Some records:
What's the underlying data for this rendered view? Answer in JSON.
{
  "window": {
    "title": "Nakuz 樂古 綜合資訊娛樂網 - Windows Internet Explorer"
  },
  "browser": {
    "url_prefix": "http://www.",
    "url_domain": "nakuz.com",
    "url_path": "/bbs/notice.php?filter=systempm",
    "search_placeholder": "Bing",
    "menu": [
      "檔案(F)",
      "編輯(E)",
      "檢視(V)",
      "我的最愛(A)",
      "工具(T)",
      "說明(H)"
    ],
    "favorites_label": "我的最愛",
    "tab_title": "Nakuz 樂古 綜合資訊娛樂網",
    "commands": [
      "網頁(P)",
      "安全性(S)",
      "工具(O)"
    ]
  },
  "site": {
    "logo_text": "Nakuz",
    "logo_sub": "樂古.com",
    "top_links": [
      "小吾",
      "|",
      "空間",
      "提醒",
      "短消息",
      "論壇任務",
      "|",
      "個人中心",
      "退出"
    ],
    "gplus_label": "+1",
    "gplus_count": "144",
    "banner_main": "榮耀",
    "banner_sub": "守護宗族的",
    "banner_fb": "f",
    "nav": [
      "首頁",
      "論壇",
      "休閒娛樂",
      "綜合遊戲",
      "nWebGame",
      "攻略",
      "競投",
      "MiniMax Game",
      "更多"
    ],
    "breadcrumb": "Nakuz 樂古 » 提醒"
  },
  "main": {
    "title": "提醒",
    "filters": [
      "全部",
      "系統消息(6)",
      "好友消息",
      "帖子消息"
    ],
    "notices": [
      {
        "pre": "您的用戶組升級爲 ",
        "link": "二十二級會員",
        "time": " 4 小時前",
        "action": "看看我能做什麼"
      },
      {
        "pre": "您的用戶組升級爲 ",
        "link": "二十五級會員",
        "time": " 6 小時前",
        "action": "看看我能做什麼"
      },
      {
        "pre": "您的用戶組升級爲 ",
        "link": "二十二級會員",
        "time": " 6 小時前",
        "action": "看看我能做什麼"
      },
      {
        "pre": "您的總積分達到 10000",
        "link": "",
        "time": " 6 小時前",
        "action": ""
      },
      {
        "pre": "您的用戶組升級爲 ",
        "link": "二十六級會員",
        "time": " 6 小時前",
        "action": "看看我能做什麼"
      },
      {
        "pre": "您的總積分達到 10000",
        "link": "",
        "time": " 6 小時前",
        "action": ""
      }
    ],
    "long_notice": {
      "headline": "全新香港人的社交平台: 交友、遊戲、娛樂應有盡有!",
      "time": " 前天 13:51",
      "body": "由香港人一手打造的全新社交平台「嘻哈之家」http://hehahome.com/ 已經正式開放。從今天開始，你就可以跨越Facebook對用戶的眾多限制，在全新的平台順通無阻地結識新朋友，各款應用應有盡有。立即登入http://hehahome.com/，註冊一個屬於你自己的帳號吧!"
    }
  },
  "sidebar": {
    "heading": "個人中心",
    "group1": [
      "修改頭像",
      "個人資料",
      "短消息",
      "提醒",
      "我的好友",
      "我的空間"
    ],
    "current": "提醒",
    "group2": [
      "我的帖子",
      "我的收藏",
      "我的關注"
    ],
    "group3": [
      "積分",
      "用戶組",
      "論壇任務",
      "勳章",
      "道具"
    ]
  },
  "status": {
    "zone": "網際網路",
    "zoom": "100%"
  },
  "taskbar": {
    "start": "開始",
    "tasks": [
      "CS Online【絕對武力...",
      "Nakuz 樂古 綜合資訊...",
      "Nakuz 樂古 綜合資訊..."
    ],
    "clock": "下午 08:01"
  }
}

EXERCISE DETAILS:
The records above should be repeated in full, exactly as given.

SOLVED PROBLEM:
What's the underlying data for this rendered view? Answer in JSON.
{
  "window": {
    "title": "Nakuz 樂古 綜合資訊娛樂網 - Windows Internet Explorer"
  },
  "browser": {
    "url_prefix": "http://www.",
    "url_domain": "nakuz.com",
    "url_path": "/bbs/notice.php?filter=systempm",
    "search_placeholder": "Bing",
    "menu": [
      "檔案(F)",
      "編輯(E)",
      "檢視(V)",
      "我的最愛(A)",
      "工具(T)",
      "說明(H)"
    ],
    "favorites_label": "我的最愛",
    "tab_title": "Nakuz 樂古 綜合資訊娛樂網",
    "commands": [
      "網頁(P)",
      "安全性(S)",
      "工具(O)"
    ]
  },
  "site": {
    "logo_text": "Nakuz",
    "logo_sub": "樂古.com",
    "top_links": [
      "小吾",
      "|",
      "空間",
      "提醒",
      "短消息",
      "論壇任務",
      "|",
      "個人中心",
      "退出"
    ],
    "gplus_label": "+1",
    "gplus_count": "144",
    "banner_main": "榮耀",
    "banner_sub": "守護宗族的",
    "banner_fb": "f",
    "nav": [
      "首頁",
      "論壇",
      "休閒娛樂",
      "綜合遊戲",
      "nWebGame",
      "攻略",
      "競投",
      "MiniMax Game",
      "更多"
    ],
    "breadcrumb": "Nakuz 樂古 » 提醒"
  },
  "main": {
    "title": "提醒",
    "filters": [
      "全部",
      "系統消息(6)",
      "好友消息",
      "帖子消息"
    ],
    "notices": [
      {
        "pre": "您的用戶組升級爲 ",
        "link": "二十二級會員",
        "time": " 4 小時前",
        "action": "看看我能做什麼"
      },
      {
        "pre": "您的用戶組升級爲 ",
        "link": "二十五級會員",
        "time": " 6 小時前",
        "action": "看看我能做什麼"
      },
      {
        "pre": "您的用戶組升級爲 ",
        "link": "二十二級會員",
        "time": " 6 小時前",
        "action": "看看我能做什麼"
      },
      {
        "pre": "您的總積分達到 10000",
        "link": "",
        "time": " 6 小時前",
        "action": ""
      },
      {
        "pre": "您的用戶組升級爲 ",
        "link": "二十六級會員",
        "time": " 6 小時前",
        "action": "看看我能做什麼"
      },
      {
        "pre": "您的總積分達到 10000",
        "link": "",
        "time": " 6 小時前",
        "action": ""
      }
    ],
    "long_notice": {
      "headline": "全新香港人的社交平台: 交友、遊戲、娛樂應有盡有!",
      "time": " 前天 13:51",
      "body": "由香港人一手打造的全新社交平台「嘻哈之家」http://hehahome.com/ 已經正式開放。從今天開始，你就可以跨越Facebook對用戶的眾多限制，在全新的平台順通無阻地結識新朋友，各款應用應有盡有。立即登入http://hehahome.com/，註冊一個屬於你自己的帳號吧!"
    }
  },
  "sidebar": {
    "heading": "個人中心",
    "group1": [
      "修改頭像",
      "個人資料",
      "短消息",
      "提醒",
      "我的好友",
      "我的空間"
    ],
    "current": "提醒",
    "group2": [
      "我的帖子",
      "我的收藏",
      "我的關注"
    ],
    "group3": [
      "積分",
      "用戶組",
      "論壇任務",
      "勳章",
      "道具"
    ]
  },
  "status": {
    "zone": "網際網路",
    "zoom": "100%"
  },
  "taskbar": {
    "start": "開始",
    "tasks": [
      "CS Online【絕對武力...",
      "Nakuz 樂古 綜合資訊...",
      "Nakuz 樂古 綜合資訊..."
    ],
    "clock": "下午 08:01"
  }
}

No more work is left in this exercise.